◆ Work to be completed: Extract each line from the entries below that has the string "title" in it.

** BEGIN The data **

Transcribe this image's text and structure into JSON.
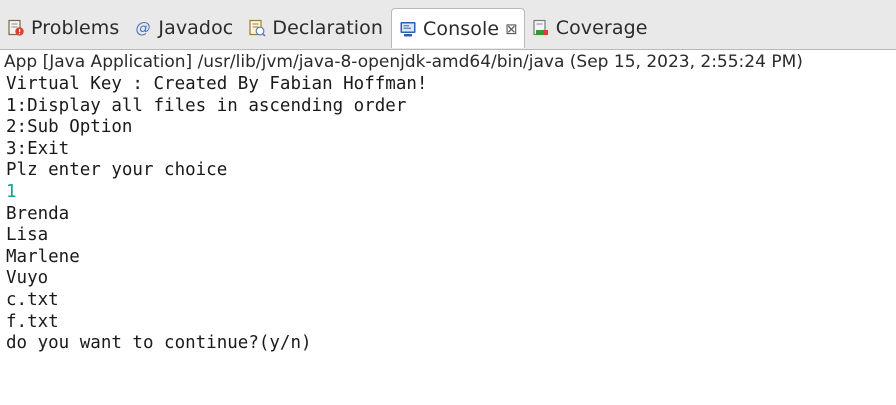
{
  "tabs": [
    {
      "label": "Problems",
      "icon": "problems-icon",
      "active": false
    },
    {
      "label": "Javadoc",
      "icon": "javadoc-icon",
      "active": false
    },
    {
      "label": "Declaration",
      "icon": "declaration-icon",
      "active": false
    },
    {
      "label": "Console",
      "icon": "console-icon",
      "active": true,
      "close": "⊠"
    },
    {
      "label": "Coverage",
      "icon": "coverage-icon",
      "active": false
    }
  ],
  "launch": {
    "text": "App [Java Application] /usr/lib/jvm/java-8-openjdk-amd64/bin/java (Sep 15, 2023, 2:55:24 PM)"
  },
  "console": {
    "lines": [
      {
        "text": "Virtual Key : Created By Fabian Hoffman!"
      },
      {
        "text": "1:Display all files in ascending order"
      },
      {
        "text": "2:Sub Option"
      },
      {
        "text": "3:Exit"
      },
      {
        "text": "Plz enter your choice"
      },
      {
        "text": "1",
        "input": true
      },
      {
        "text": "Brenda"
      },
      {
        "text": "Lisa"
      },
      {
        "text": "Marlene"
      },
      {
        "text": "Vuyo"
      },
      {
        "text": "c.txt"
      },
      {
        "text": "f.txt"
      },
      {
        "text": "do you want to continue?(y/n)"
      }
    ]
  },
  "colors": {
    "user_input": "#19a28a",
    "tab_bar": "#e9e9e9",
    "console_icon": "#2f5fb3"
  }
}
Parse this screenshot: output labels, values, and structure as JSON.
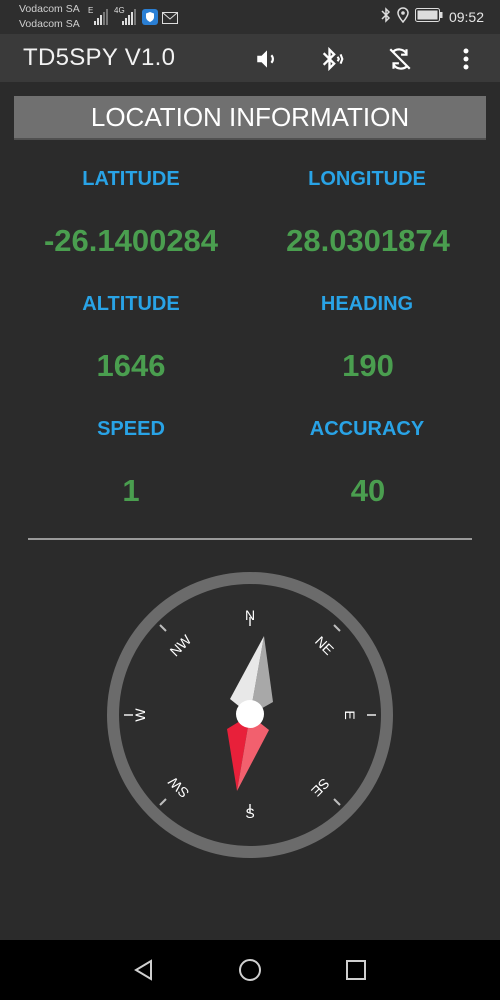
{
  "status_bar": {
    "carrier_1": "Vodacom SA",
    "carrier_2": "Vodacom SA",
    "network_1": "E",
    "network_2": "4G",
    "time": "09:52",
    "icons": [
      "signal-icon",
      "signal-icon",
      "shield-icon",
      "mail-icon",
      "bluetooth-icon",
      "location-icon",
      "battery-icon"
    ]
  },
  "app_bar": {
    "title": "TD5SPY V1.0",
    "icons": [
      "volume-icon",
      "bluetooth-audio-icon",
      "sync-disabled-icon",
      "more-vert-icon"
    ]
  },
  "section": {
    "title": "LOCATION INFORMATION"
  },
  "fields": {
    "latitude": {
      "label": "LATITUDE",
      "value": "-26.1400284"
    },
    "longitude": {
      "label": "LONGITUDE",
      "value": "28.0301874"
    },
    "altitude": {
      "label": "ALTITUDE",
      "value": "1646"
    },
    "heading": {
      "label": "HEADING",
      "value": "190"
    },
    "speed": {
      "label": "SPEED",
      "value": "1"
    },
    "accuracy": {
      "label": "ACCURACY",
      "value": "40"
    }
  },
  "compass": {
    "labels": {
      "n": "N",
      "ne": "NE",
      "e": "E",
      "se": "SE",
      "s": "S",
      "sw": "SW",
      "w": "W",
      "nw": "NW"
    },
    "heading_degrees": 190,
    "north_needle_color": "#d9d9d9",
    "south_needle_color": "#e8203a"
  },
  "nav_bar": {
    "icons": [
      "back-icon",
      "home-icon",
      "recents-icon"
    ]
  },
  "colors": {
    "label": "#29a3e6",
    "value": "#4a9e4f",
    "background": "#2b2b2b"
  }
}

** END The data **

◆ Expected answer:
    "title": "TD5SPY V1.0",
    "title": "LOCATION INFORMATION"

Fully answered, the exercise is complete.